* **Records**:
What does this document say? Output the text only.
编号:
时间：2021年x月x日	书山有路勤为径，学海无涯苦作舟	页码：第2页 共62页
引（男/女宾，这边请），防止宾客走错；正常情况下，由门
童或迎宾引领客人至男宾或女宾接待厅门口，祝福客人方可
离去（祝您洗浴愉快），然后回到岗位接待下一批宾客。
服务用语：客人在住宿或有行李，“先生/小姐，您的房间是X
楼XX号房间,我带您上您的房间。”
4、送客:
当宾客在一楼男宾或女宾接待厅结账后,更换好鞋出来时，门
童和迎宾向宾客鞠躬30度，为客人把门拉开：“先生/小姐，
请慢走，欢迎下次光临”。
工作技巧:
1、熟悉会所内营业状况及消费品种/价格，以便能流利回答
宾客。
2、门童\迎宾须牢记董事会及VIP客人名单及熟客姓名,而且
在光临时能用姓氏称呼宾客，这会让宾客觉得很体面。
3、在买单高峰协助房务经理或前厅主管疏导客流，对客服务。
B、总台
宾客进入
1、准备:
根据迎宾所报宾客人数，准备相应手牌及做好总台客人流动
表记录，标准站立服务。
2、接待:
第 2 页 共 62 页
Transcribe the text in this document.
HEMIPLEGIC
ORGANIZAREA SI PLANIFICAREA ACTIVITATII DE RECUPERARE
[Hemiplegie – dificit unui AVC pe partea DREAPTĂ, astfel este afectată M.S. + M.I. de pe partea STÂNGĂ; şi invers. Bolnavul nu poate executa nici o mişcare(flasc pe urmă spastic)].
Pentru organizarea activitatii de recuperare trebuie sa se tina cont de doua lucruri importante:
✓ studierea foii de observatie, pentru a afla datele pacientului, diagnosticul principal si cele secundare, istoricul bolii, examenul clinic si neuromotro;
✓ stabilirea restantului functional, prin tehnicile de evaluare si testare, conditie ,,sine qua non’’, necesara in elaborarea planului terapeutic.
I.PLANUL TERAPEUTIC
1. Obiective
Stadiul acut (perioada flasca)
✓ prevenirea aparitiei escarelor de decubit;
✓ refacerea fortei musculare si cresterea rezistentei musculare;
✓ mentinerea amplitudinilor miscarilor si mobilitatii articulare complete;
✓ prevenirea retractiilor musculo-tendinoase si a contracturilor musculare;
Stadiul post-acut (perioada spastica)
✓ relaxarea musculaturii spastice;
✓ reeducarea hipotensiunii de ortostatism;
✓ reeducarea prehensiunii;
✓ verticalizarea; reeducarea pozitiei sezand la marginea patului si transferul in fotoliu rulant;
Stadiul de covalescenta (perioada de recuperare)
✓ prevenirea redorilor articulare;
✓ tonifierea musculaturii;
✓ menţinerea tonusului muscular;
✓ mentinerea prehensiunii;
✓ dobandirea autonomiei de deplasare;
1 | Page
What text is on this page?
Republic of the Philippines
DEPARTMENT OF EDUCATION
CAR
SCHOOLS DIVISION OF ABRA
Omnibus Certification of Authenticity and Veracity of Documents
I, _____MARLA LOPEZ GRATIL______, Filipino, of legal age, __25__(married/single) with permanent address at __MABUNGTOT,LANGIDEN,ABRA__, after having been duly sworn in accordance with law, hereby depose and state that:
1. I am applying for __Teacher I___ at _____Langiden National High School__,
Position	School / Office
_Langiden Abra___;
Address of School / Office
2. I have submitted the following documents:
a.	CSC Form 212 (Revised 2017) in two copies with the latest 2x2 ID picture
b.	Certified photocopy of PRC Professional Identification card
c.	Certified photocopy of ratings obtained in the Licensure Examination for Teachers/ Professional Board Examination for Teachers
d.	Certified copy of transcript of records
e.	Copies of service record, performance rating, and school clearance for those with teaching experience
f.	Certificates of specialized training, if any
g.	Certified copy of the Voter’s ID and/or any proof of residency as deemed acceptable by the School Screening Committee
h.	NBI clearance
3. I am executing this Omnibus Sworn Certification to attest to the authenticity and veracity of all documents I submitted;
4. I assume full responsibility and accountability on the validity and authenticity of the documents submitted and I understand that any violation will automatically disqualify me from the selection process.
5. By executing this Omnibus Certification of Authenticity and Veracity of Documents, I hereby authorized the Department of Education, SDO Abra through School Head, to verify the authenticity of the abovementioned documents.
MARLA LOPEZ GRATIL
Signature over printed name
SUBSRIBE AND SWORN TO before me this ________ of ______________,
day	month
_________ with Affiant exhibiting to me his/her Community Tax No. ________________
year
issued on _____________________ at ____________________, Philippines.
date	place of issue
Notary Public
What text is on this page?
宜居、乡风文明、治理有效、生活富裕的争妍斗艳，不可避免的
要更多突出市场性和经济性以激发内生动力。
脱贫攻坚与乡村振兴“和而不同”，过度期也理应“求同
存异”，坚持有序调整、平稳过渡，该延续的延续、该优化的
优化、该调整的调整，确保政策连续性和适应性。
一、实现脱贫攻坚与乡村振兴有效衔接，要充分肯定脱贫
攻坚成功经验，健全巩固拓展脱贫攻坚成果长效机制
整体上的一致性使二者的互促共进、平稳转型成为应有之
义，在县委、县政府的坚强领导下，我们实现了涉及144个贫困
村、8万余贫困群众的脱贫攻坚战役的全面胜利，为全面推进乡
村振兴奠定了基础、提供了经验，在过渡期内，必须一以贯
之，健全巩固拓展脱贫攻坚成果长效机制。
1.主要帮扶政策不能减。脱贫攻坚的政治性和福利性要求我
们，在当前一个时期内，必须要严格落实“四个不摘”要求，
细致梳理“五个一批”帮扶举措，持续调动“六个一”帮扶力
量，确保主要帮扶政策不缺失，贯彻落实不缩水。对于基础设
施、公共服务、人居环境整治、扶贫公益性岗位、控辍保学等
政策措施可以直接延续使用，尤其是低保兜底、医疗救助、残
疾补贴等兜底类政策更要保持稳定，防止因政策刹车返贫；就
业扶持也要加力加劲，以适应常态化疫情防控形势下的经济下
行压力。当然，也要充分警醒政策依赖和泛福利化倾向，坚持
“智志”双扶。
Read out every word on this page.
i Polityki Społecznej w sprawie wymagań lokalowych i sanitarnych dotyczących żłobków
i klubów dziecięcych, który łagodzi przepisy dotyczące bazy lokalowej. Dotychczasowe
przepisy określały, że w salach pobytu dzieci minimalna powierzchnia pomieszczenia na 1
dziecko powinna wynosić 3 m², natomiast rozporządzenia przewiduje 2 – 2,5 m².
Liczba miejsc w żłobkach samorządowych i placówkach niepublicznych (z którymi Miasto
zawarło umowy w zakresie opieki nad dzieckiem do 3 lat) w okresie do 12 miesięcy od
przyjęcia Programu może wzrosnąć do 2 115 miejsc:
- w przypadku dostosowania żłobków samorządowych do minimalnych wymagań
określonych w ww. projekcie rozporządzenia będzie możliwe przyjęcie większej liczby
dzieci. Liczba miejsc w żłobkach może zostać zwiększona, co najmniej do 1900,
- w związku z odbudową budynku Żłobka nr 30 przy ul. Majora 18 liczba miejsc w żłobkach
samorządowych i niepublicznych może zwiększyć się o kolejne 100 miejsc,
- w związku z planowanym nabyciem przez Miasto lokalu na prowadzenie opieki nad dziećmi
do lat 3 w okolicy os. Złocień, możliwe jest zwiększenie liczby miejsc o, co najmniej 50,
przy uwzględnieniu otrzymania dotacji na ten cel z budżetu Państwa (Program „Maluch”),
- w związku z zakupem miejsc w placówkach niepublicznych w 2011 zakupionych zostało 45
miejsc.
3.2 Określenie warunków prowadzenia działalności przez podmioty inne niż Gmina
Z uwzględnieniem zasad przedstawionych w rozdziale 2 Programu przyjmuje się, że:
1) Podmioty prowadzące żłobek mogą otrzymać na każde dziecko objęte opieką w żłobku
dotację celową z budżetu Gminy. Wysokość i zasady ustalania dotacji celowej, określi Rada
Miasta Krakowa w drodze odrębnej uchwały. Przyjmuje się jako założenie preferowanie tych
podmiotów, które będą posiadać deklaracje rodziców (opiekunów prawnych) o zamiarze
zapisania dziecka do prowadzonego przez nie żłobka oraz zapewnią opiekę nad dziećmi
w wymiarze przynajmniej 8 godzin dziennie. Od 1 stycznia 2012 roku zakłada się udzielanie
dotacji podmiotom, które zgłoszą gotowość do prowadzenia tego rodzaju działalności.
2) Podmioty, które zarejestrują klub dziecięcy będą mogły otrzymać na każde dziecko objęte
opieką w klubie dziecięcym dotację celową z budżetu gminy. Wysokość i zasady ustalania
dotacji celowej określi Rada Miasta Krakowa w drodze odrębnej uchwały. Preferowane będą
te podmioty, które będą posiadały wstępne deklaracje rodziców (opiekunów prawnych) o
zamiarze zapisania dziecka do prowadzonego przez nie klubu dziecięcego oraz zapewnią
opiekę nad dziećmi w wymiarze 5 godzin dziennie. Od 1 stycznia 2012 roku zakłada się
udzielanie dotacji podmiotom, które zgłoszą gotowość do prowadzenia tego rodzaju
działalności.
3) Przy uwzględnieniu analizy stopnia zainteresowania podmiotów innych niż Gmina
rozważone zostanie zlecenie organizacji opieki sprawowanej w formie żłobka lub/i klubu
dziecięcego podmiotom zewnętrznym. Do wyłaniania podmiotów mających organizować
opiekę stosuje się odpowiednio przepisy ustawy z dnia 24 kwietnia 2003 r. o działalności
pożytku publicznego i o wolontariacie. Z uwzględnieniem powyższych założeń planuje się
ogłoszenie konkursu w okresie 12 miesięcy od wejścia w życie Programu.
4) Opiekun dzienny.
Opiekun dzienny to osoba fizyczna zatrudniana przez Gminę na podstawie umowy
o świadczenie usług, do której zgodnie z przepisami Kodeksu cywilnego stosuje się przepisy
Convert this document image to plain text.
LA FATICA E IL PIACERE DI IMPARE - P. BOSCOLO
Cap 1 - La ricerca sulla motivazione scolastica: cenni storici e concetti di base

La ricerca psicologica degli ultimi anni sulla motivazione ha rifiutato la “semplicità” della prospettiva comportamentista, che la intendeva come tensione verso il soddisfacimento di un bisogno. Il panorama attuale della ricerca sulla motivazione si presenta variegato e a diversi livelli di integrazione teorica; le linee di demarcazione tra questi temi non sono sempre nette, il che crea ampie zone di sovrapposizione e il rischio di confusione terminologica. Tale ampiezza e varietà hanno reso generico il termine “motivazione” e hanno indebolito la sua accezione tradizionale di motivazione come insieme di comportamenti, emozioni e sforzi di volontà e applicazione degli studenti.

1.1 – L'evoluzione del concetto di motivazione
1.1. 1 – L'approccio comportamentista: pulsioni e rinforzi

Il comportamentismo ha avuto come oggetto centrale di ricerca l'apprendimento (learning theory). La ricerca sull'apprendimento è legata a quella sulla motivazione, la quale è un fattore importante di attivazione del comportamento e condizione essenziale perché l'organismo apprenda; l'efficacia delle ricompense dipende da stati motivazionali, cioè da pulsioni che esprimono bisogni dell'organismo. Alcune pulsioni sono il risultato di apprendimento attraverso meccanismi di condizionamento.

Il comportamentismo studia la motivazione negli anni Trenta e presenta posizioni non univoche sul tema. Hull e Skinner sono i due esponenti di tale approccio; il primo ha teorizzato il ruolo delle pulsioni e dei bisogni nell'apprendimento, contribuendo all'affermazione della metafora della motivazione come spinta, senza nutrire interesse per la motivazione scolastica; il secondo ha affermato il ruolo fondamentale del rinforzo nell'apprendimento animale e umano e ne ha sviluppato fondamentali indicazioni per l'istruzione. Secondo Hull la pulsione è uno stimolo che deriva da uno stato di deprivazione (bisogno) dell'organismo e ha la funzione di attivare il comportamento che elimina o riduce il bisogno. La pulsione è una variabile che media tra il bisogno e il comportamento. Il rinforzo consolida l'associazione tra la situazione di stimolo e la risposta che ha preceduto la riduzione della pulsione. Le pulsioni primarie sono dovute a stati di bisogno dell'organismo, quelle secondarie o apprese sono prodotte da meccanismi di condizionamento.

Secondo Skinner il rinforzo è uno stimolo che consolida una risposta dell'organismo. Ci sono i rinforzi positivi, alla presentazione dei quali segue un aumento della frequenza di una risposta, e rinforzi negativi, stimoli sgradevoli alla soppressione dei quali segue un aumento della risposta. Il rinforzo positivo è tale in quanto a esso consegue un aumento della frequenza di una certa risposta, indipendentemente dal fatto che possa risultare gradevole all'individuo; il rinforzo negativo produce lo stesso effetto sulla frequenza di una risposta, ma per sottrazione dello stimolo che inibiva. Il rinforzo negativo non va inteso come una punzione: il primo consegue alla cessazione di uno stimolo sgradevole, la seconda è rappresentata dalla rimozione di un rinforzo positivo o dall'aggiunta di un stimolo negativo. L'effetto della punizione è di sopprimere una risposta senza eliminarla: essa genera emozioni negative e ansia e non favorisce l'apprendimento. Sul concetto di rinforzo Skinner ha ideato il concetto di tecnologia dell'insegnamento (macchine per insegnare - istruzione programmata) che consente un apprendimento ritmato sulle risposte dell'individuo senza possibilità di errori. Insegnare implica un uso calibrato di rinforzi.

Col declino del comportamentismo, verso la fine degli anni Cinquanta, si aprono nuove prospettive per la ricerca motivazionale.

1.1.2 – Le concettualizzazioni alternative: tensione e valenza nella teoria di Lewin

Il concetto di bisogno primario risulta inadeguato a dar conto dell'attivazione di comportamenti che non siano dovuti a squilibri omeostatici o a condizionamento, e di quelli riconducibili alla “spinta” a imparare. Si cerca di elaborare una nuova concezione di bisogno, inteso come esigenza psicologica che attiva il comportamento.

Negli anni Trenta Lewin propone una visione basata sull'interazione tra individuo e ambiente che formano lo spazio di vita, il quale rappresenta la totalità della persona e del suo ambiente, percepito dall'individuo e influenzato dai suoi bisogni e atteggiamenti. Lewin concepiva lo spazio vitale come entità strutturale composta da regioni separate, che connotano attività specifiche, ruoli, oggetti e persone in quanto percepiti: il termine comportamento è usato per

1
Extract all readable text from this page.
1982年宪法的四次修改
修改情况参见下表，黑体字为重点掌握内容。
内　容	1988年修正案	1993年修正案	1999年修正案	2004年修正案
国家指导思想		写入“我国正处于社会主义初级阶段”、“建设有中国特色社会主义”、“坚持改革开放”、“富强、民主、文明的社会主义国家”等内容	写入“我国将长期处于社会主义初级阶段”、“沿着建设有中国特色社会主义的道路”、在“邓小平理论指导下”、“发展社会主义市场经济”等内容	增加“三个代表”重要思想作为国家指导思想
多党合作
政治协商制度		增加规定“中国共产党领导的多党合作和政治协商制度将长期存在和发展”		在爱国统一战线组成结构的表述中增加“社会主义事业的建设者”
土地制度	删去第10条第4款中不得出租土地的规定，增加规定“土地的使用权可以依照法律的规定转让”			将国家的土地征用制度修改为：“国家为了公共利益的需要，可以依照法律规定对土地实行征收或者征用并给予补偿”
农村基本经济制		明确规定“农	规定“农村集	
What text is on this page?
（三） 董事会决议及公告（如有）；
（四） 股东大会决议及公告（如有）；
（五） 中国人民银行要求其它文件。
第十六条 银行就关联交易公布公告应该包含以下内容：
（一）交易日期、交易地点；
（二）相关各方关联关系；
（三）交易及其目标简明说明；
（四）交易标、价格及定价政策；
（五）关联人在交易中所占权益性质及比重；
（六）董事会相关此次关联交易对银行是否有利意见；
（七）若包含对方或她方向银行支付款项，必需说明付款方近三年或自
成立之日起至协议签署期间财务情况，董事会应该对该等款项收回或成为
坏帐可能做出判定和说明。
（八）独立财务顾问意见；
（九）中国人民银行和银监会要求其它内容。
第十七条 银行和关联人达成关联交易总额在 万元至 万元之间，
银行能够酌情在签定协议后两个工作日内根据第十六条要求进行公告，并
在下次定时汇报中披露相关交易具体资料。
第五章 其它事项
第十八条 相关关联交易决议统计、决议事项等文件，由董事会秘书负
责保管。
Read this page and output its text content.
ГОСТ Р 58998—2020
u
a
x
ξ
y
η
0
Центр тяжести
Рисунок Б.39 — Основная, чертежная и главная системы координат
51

* **Request**:
In the entries above, take the line containing "Read this page and output its text content." and each later line through the last, and repeat them exactly. Output nothing else.

* **Answer to this exercise**:
Read this page and output its text content.
ГОСТ Р 58998—2020
u
a
x
ξ
y
η
0
Центр тяжести
Рисунок Б.39 — Основная, чертежная и главная системы координат
51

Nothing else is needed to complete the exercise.